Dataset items
--

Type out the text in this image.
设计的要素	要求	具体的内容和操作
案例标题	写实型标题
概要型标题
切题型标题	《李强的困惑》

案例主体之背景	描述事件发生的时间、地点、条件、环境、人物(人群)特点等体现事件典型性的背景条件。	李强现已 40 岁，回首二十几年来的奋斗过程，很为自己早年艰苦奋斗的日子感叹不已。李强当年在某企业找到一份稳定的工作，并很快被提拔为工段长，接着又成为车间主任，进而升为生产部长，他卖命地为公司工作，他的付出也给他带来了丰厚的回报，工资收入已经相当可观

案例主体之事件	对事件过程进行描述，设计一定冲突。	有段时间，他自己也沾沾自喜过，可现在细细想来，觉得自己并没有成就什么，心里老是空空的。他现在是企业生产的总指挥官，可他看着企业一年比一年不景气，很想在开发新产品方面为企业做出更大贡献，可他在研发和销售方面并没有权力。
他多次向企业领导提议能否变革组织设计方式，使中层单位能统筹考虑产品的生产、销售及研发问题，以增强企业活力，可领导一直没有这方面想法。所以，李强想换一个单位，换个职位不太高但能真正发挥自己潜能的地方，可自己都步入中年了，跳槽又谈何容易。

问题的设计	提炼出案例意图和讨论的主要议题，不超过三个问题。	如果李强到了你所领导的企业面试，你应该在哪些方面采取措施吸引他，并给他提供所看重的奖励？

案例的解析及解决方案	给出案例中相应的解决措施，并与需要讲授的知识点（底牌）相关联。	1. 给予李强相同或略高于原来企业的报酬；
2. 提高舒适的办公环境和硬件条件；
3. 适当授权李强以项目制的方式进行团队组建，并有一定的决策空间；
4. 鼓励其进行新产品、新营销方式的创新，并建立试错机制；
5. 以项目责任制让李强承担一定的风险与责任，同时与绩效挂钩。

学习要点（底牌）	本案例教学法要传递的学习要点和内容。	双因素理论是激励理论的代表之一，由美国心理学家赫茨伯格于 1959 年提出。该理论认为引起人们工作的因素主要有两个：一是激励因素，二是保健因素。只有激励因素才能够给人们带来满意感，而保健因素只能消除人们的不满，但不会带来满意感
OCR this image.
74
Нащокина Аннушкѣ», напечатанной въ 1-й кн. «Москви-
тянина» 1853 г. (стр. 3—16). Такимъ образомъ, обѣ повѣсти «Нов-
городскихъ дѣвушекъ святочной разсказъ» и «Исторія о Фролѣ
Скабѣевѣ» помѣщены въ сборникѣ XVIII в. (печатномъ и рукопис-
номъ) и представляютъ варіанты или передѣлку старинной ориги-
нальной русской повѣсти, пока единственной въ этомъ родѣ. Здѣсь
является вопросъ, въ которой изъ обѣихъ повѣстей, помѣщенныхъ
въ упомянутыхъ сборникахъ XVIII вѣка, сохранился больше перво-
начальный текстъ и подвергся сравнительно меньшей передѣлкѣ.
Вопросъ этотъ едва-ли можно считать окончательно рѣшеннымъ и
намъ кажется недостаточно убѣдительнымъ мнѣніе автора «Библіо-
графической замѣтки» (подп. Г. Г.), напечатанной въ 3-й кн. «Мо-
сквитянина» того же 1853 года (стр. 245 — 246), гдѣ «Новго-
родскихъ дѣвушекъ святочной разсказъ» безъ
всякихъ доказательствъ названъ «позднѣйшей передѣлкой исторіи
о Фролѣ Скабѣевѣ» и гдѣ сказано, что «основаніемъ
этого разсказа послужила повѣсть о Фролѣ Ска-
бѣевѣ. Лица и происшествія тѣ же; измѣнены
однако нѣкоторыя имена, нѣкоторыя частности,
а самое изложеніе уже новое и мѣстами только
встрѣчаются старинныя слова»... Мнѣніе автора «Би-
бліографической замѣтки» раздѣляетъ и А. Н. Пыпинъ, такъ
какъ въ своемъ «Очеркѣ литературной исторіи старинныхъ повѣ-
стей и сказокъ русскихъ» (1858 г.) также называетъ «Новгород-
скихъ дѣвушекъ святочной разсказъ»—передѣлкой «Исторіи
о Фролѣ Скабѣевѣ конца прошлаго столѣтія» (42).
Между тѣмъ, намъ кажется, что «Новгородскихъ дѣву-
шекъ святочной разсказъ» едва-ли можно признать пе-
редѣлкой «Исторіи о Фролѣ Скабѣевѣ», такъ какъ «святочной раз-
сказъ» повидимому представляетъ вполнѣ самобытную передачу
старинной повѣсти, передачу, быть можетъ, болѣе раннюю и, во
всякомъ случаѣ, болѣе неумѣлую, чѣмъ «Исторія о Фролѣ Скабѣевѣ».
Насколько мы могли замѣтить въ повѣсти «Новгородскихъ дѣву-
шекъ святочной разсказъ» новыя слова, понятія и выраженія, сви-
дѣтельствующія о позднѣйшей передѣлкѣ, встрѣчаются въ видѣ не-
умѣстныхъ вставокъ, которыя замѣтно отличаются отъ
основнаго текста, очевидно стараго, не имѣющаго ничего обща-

--

Write out every entry again exactly, please, with nothing missing.

Type out the text in this image.
设计的要素	要求	具体的内容和操作
案例标题	写实型标题
概要型标题
切题型标题	《李强的困惑》

案例主体之背景	描述事件发生的时间、地点、条件、环境、人物(人群)特点等体现事件典型性的背景条件。	李强现已 40 岁，回首二十几年来的奋斗过程，很为自己早年艰苦奋斗的日子感叹不已。李强当年在某企业找到一份稳定的工作，并很快被提拔为工段长，接着又成为车间主任，进而升为生产部长，他卖命地为公司工作，他的付出也给他带来了丰厚的回报，工资收入已经相当可观

案例主体之事件	对事件过程进行描述，设计一定冲突。	有段时间，他自己也沾沾自喜过，可现在细细想来，觉得自己并没有成就什么，心里老是空空的。他现在是企业生产的总指挥官，可他看着企业一年比一年不景气，很想在开发新产品方面为企业做出更大贡献，可他在研发和销售方面并没有权力。
他多次向企业领导提议能否变革组织设计方式，使中层单位能统筹考虑产品的生产、销售及研发问题，以增强企业活力，可领导一直没有这方面想法。所以，李强想换一个单位，换个职位不太高但能真正发挥自己潜能的地方，可自己都步入中年了，跳槽又谈何容易。

问题的设计	提炼出案例意图和讨论的主要议题，不超过三个问题。	如果李强到了你所领导的企业面试，你应该在哪些方面采取措施吸引他，并给他提供所看重的奖励？

案例的解析及解决方案	给出案例中相应的解决措施，并与需要讲授的知识点（底牌）相关联。	1. 给予李强相同或略高于原来企业的报酬；
2. 提高舒适的办公环境和硬件条件；
3. 适当授权李强以项目制的方式进行团队组建，并有一定的决策空间；
4. 鼓励其进行新产品、新营销方式的创新，并建立试错机制；
5. 以项目责任制让李强承担一定的风险与责任，同时与绩效挂钩。

学习要点（底牌）	本案例教学法要传递的学习要点和内容。	双因素理论是激励理论的代表之一，由美国心理学家赫茨伯格于 1959 年提出。该理论认为引起人们工作的因素主要有两个：一是激励因素，二是保健因素。只有激励因素才能够给人们带来满意感，而保健因素只能消除人们的不满，但不会带来满意感
OCR this image.
74
Нащокина Аннушкѣ», напечатанной въ 1-й кн. «Москви-
тянина» 1853 г. (стр. 3—16). Такимъ образомъ, обѣ повѣсти «Нов-
городскихъ дѣвушекъ святочной разсказъ» и «Исторія о Фролѣ
Скабѣевѣ» помѣщены въ сборникѣ XVIII в. (печатномъ и рукопис-
номъ) и представляютъ варіанты или передѣлку старинной ориги-
нальной русской повѣсти, пока единственной въ этомъ родѣ. Здѣсь
является вопросъ, въ которой изъ обѣихъ повѣстей, помѣщенныхъ
въ упомянутыхъ сборникахъ XVIII вѣка, сохранился больше перво-
начальный текстъ и подвергся сравнительно меньшей передѣлкѣ.
Вопросъ этотъ едва-ли можно считать окончательно рѣшеннымъ и
намъ кажется недостаточно убѣдительнымъ мнѣніе автора «Библіо-
графической замѣтки» (подп. Г. Г.), напечатанной въ 3-й кн. «Мо-
сквитянина» того же 1853 года (стр. 245 — 246), гдѣ «Новго-
родскихъ дѣвушекъ святочной разсказъ» безъ
всякихъ доказательствъ названъ «позднѣйшей передѣлкой исторіи
о Фролѣ Скабѣевѣ» и гдѣ сказано, что «основаніемъ
этого разсказа послужила повѣсть о Фролѣ Ска-
бѣевѣ. Лица и происшествія тѣ же; измѣнены
однако нѣкоторыя имена, нѣкоторыя частности,
а самое изложеніе уже новое и мѣстами только
встрѣчаются старинныя слова»... Мнѣніе автора «Би-
бліографической замѣтки» раздѣляетъ и А. Н. Пыпинъ, такъ
какъ въ своемъ «Очеркѣ литературной исторіи старинныхъ повѣ-
стей и сказокъ русскихъ» (1858 г.) также называетъ «Новгород-
скихъ дѣвушекъ святочной разсказъ»—передѣлкой «Исторіи
о Фролѣ Скабѣевѣ конца прошлаго столѣтія» (42).
Между тѣмъ, намъ кажется, что «Новгородскихъ дѣву-
шекъ святочной разсказъ» едва-ли можно признать пе-
редѣлкой «Исторіи о Фролѣ Скабѣевѣ», такъ какъ «святочной раз-
сказъ» повидимому представляетъ вполнѣ самобытную передачу
старинной повѣсти, передачу, быть можетъ, болѣе раннюю и, во
всякомъ случаѣ, болѣе неумѣлую, чѣмъ «Исторія о Фролѣ Скабѣевѣ».
Насколько мы могли замѣтить въ повѣсти «Новгородскихъ дѣву-
шекъ святочной разсказъ» новыя слова, понятія и выраженія, сви-
дѣтельствующія о позднѣйшей передѣлкѣ, встрѣчаются въ видѣ не-
умѣстныхъ вставокъ, которыя замѣтно отличаются отъ
основнаго текста, очевидно стараго, не имѣющаго ничего обща-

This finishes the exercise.